## WHAT IS NEEDED
Print the entire listing. Each line must match the original exactly.

Raw records
▽
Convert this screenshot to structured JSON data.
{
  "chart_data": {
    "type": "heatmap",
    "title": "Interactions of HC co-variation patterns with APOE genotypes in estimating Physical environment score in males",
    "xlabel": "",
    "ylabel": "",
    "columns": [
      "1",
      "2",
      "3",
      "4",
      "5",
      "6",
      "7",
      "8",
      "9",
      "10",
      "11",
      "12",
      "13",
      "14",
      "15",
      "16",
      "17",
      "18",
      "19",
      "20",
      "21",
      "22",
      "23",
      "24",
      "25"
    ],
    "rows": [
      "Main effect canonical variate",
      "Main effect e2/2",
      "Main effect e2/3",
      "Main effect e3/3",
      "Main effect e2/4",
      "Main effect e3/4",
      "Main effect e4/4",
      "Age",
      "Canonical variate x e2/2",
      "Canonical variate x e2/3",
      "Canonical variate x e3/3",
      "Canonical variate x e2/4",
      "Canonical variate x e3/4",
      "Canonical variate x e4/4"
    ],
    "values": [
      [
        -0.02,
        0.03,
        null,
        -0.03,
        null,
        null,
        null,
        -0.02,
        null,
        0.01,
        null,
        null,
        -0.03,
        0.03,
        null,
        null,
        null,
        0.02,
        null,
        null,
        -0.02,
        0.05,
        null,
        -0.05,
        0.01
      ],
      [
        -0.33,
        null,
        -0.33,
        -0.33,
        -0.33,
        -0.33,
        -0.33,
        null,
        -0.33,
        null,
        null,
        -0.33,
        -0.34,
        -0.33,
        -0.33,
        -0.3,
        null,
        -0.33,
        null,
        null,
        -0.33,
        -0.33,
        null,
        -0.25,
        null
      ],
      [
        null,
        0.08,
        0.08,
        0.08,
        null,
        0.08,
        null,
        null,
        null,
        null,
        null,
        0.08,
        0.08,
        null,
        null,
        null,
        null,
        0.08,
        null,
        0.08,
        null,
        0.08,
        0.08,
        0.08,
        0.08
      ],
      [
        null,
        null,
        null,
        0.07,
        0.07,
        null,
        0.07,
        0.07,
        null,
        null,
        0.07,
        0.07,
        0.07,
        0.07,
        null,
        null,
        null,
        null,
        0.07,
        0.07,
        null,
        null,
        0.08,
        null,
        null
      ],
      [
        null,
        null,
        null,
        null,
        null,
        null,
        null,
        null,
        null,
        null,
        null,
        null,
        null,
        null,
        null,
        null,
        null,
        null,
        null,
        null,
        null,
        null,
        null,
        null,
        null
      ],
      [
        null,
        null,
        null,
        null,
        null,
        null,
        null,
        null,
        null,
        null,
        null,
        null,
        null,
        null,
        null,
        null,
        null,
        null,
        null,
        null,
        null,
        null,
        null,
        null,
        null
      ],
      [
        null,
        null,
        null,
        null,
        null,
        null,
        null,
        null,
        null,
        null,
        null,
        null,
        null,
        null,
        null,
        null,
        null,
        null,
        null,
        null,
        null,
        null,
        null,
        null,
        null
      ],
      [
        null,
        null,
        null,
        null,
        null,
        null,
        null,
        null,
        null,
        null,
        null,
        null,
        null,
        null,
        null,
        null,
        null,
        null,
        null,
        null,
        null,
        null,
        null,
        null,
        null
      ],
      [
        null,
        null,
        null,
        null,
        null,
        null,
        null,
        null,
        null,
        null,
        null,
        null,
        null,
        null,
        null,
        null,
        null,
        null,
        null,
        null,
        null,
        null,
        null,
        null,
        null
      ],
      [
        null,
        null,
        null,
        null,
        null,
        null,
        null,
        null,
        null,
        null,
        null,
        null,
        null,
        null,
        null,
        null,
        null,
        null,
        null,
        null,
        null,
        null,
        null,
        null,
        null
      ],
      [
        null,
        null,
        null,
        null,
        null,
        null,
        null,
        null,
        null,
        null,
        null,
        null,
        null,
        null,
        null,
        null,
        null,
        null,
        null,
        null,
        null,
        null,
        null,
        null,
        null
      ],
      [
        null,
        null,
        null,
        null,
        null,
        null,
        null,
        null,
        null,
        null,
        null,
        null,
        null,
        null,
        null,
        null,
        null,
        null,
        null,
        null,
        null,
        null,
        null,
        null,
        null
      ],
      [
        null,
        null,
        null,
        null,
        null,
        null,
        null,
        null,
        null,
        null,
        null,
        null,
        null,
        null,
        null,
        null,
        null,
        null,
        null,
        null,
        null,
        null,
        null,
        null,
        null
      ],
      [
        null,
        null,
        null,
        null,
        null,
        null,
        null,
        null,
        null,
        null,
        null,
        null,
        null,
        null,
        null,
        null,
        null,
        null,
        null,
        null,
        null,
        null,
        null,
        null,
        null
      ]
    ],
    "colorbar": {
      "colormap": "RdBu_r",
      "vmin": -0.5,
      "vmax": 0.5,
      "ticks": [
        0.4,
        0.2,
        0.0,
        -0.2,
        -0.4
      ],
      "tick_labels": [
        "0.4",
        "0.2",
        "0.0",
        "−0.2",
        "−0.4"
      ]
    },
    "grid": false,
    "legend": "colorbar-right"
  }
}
△
## RIGHT ANSWER
Convert this screenshot to structured JSON data.
{
  "chart_data": {
    "type": "heatmap",
    "title": "Interactions of HC co-variation patterns with APOE genotypes in estimating Physical environment score in males",
    "xlabel": "",
    "ylabel": "",
    "columns": [
      "1",
      "2",
      "3",
      "4",
      "5",
      "6",
      "7",
      "8",
      "9",
      "10",
      "11",
      "12",
      "13",
      "14",
      "15",
      "16",
      "17",
      "18",
      "19",
      "20",
      "21",
      "22",
      "23",
      "24",
      "25"
    ],
    "rows": [
      "Main effect canonical variate",
      "Main effect e2/2",
      "Main effect e2/3",
      "Main effect e3/3",
      "Main effect e2/4",
      "Main effect e3/4",
      "Main effect e4/4",
      "Age",
      "Canonical variate x e2/2",
      "Canonical variate x e2/3",
      "Canonical variate x e3/3",
      "Canonical variate x e2/4",
      "Canonical variate x e3/4",
      "Canonical variate x e4/4"
    ],
    "values": [
      [
        -0.02,
        0.03,
        null,
        -0.03,
        null,
        null,
        null,
        -0.02,
        null,
        0.01,
        null,
        null,
        -0.03,
        0.03,
        null,
        null,
        null,
        0.02,
        null,
        null,
        -0.02,
        0.05,
        null,
        -0.05,
        0.01
      ],
      [
        -0.33,
        null,
        -0.33,
        -0.33,
        -0.33,
        -0.33,
        -0.33,
        null,
        -0.33,
        null,
        null,
        -0.33,
        -0.34,
        -0.33,
        -0.33,
        -0.3,
        null,
        -0.33,
        null,
        null,
        -0.33,
        -0.33,
        null,
        -0.25,
        null
      ],
      [
        null,
        0.08,
        0.08,
        0.08,
        null,
        0.08,
        null,
        null,
        null,
        null,
        null,
        0.08,
        0.08,
        null,
        null,
        null,
        null,
        0.08,
        null,
        0.08,
        null,
        0.08,
        0.08,
        0.08,
        0.08
      ],
      [
        null,
        null,
        null,
        0.07,
        0.07,
        null,
        0.07,
        0.07,
        null,
        null,
        0.07,
        0.07,
        0.07,
        0.07,
        null,
        null,
        null,
        null,
        0.07,
        0.07,
        null,
        null,
        0.08,
        null,
        null
      ],
      [
        null,
        null,
        null,
        null,
        null,
        null,
        null,
        null,
        null,
        null,
        null,
        null,
        null,
        null,
        null,
        null,
        null,
        null,
        null,
        null,
        null,
        null,
        null,
        null,
        null
      ],
      [
        null,
        null,
        null,
        null,
        null,
        null,
        null,
        null,
        null,
        null,
        null,
        null,
        null,
        null,
        null,
        null,
        null,
        null,
        null,
        null,
        null,
        null,
        null,
        null,
        null
      ],
      [
        null,
        null,
        null,
        null,
        null,
        null,
        null,
        null,
        null,
        null,
        null,
        null,
        null,
        null,
        null,
        null,
        null,
        null,
        null,
        null,
        null,
        null,
        null,
        null,
        null
      ],
      [
        null,
        null,
        null,
        null,
        null,
        null,
        null,
        null,
        null,
        null,
        null,
        null,
        null,
        null,
        null,
        null,
        null,
        null,
        null,
        null,
        null,
        null,
        null,
        null,
        null
      ],
      [
        null,
        null,
        null,
        null,
        null,
        null,
        null,
        null,
        null,
        null,
        null,
        null,
        null,
        null,
        null,
        null,
        null,
        null,
        null,
        null,
        null,
        null,
        null,
        null,
        null
      ],
      [
        null,
        null,
        null,
        null,
        null,
        null,
        null,
        null,
        null,
        null,
        null,
        null,
        null,
        null,
        null,
        null,
        null,
        null,
        null,
        null,
        null,
        null,
        null,
        null,
        null
      ],
      [
        null,
        null,
        null,
        null,
        null,
        null,
        null,
        null,
        null,
        null,
        null,
        null,
        null,
        null,
        null,
        null,
        null,
        null,
        null,
        null,
        null,
        null,
        null,
        null,
        null
      ],
      [
        null,
        null,
        null,
        null,
        null,
        null,
        null,
        null,
        null,
        null,
        null,
        null,
        null,
        null,
        null,
        null,
        null,
        null,
        null,
        null,
        null,
        null,
        null,
        null,
        null
      ],
      [
        null,
        null,
        null,
        null,
        null,
        null,
        null,
        null,
        null,
        null,
        null,
        null,
        null,
        null,
        null,
        null,
        null,
        null,
        null,
        null,
        null,
        null,
        null,
        null,
        null
      ],
      [
        null,
        null,
        null,
        null,
        null,
        null,
        null,
        null,
        null,
        null,
        null,
        null,
        null,
        null,
        null,
        null,
        null,
        null,
        null,
        null,
        null,
        null,
        null,
        null,
        null
      ]
    ],
    "colorbar": {
      "colormap": "RdBu_r",
      "vmin": -0.5,
      "vmax": 0.5,
      "ticks": [
        0.4,
        0.2,
        0.0,
        -0.2,
        -0.4
      ],
      "tick_labels": [
        "0.4",
        "0.2",
        "0.0",
        "−0.2",
        "−0.4"
      ]
    },
    "grid": false,
    "legend": "colorbar-right"
  }
}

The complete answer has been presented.